EXERCISE TASK
Return each line containing the string "Technology".

— Start INFORMATION SHOWN —

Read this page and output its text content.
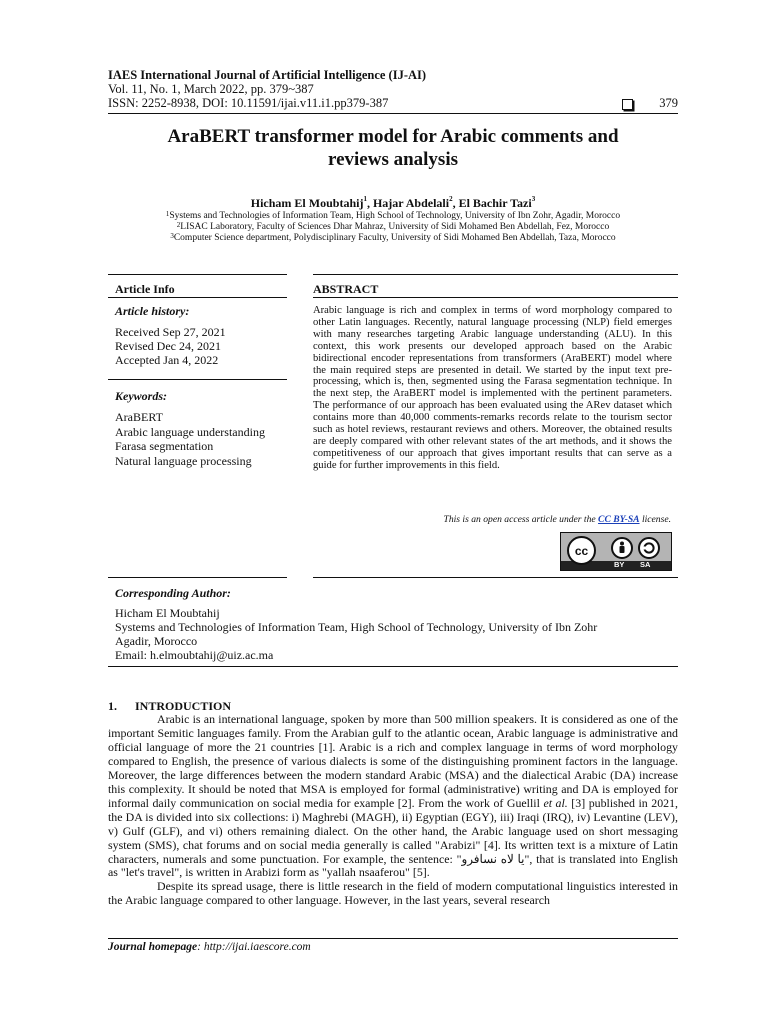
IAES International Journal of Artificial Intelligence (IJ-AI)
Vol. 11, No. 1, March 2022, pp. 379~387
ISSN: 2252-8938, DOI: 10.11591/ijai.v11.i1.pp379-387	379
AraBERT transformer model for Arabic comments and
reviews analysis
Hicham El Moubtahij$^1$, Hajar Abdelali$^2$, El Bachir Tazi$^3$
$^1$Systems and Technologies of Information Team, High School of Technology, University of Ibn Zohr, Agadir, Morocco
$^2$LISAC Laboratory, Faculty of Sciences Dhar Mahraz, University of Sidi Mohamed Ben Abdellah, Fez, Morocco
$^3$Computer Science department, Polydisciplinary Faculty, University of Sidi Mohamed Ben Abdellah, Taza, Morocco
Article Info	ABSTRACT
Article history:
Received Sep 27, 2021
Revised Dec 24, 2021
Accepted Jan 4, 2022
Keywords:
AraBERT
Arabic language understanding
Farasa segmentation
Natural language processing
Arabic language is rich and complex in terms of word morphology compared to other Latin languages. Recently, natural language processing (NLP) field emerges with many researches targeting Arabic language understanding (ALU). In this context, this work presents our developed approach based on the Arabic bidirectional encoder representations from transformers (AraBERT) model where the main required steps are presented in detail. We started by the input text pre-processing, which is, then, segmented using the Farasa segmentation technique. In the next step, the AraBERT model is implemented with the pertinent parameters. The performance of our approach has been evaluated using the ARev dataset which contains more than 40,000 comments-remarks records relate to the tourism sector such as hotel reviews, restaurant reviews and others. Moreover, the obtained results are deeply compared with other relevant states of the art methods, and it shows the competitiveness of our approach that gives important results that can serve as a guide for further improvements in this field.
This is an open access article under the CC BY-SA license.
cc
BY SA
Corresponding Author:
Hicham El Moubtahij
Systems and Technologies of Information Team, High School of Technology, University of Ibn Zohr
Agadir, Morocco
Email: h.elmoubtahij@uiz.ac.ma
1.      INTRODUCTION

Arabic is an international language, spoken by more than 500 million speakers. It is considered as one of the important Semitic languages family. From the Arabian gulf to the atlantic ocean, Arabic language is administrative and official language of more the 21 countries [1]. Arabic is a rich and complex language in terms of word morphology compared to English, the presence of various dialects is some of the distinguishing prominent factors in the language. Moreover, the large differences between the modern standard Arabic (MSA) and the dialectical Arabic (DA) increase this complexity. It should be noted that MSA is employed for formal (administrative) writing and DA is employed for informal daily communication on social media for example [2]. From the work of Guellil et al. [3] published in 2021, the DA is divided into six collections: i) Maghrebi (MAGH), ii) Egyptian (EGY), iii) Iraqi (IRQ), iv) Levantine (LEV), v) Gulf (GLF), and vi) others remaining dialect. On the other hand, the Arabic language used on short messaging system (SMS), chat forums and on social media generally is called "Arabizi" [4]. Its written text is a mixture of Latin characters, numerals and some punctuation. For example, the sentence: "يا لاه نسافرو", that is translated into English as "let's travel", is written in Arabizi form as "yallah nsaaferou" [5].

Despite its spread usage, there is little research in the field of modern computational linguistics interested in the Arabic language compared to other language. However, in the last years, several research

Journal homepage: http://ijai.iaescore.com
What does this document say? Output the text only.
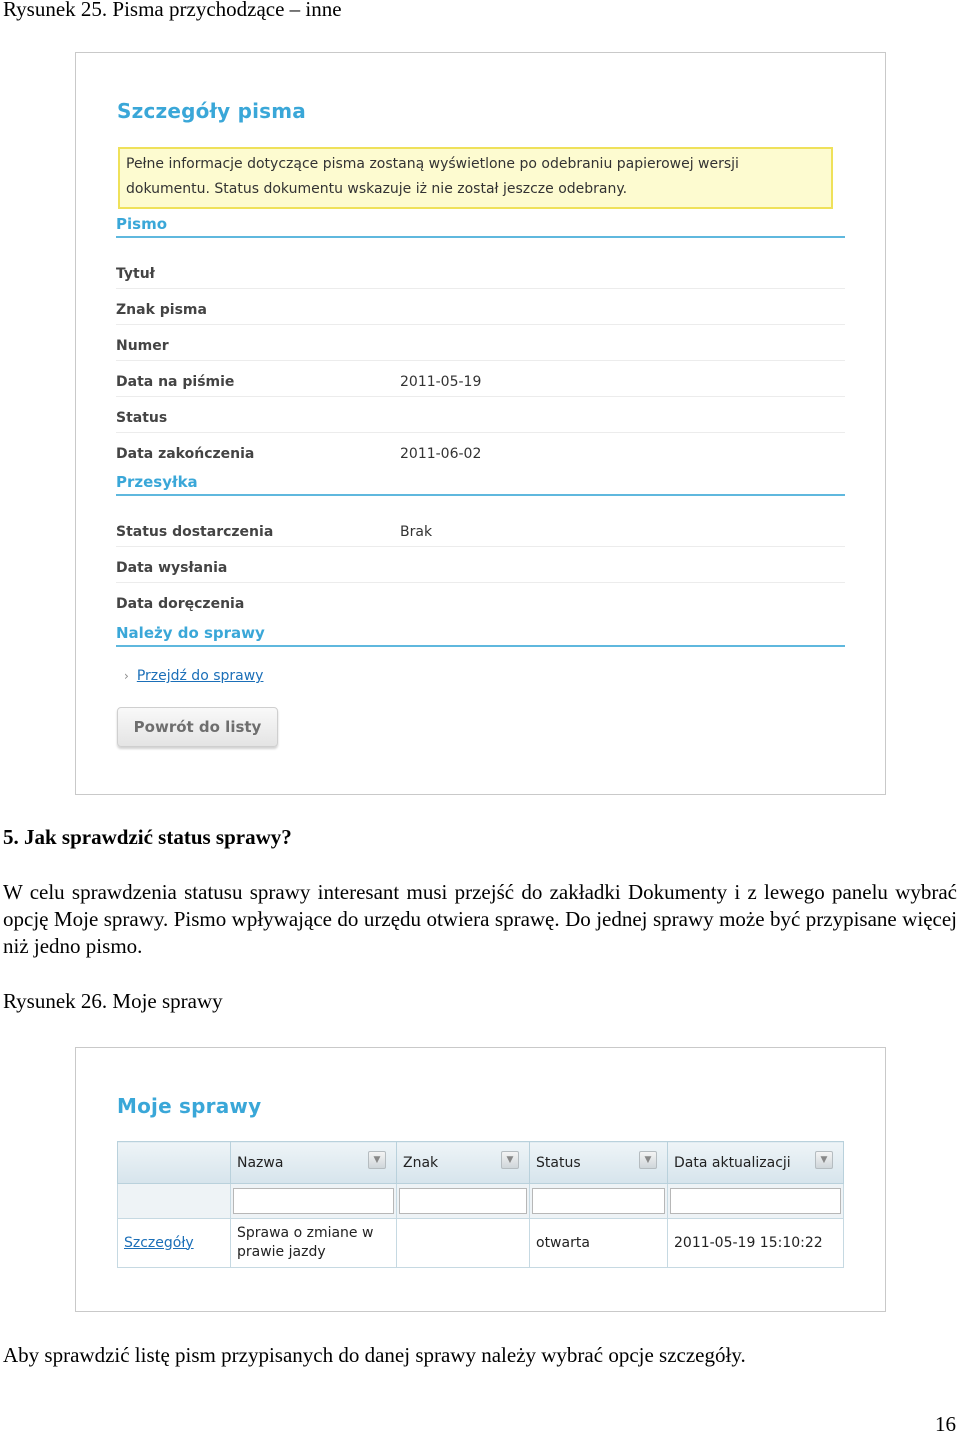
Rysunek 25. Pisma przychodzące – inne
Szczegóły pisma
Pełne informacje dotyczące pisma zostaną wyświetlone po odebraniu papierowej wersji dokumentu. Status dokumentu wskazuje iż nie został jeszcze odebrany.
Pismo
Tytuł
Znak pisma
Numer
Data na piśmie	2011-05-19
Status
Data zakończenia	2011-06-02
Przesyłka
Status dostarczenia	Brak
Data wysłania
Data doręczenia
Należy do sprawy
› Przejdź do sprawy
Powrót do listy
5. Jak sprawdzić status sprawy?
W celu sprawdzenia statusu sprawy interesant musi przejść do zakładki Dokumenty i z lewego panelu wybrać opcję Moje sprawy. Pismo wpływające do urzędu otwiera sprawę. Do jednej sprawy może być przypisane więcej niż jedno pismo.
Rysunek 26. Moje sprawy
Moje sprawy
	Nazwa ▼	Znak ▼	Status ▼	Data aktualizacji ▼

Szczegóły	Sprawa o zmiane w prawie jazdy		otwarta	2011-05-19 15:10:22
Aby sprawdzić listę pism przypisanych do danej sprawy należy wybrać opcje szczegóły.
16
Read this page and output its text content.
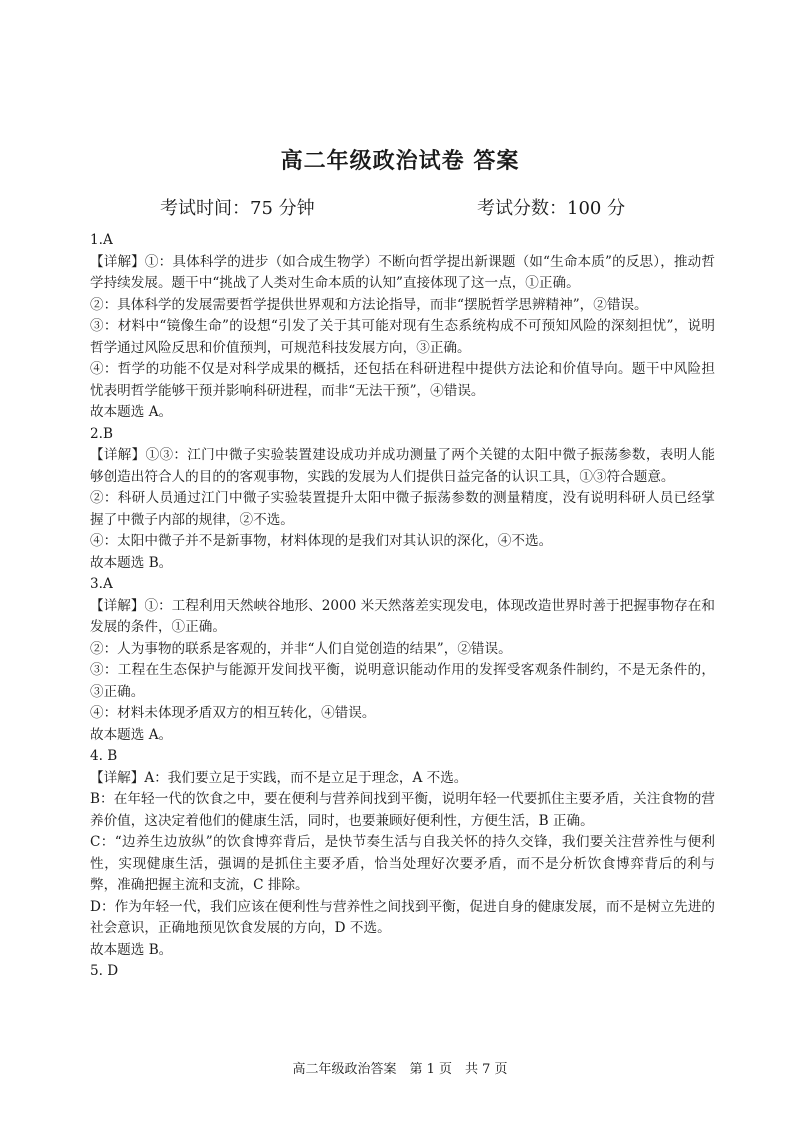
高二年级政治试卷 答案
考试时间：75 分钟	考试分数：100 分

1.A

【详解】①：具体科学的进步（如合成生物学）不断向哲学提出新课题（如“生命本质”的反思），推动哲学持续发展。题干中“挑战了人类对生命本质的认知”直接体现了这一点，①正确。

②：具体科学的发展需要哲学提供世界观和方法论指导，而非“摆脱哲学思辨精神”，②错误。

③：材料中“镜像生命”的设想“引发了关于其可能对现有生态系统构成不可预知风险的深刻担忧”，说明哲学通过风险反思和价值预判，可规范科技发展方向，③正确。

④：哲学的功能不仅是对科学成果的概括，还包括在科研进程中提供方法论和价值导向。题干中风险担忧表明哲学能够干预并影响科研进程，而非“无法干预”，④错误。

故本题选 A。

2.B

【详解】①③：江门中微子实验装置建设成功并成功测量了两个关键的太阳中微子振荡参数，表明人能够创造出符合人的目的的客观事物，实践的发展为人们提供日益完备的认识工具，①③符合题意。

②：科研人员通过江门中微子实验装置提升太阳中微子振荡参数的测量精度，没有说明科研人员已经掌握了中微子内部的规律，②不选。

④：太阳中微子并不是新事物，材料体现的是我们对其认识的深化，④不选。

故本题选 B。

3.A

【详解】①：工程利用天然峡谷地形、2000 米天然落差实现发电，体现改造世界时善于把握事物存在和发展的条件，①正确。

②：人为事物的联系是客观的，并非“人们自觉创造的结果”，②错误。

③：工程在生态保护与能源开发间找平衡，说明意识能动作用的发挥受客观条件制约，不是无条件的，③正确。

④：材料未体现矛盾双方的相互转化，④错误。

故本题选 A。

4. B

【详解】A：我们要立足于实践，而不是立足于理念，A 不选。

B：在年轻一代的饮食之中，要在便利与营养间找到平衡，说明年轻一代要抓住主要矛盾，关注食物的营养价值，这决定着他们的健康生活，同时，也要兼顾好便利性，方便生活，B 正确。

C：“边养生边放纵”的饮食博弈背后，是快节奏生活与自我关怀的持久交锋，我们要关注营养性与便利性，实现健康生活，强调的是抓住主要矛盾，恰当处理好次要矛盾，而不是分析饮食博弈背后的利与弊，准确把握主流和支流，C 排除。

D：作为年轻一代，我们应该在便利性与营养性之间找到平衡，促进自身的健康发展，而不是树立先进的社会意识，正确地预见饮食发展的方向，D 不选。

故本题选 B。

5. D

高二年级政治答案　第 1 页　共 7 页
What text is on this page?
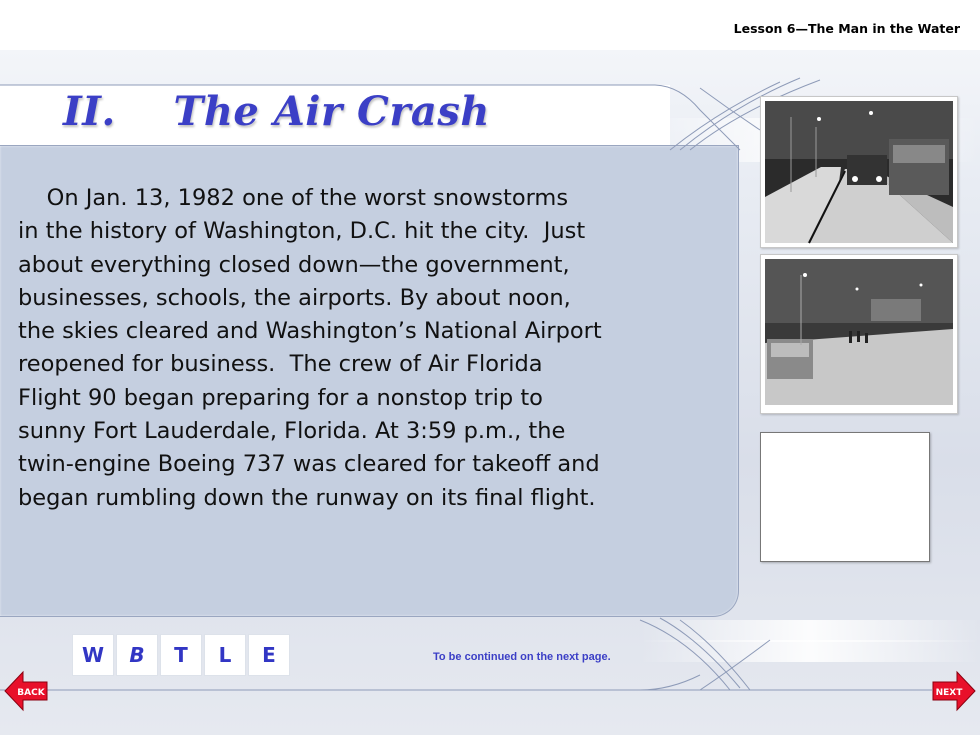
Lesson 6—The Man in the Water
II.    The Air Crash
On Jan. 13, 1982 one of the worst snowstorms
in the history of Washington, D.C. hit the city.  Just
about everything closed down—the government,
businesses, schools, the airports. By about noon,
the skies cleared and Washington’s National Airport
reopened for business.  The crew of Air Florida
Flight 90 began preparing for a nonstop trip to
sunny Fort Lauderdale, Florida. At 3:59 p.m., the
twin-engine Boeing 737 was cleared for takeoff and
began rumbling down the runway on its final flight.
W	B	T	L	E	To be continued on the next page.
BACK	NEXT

— End INFORMATION SHOWN —

EXERCISE SOLUTION
$^1$Systems and Technologies of Information Team, High School of Technology, University of Ibn Zohr, Agadir, Morocco
Systems and Technologies of Information Team, High School of Technology, University of Ibn Zohr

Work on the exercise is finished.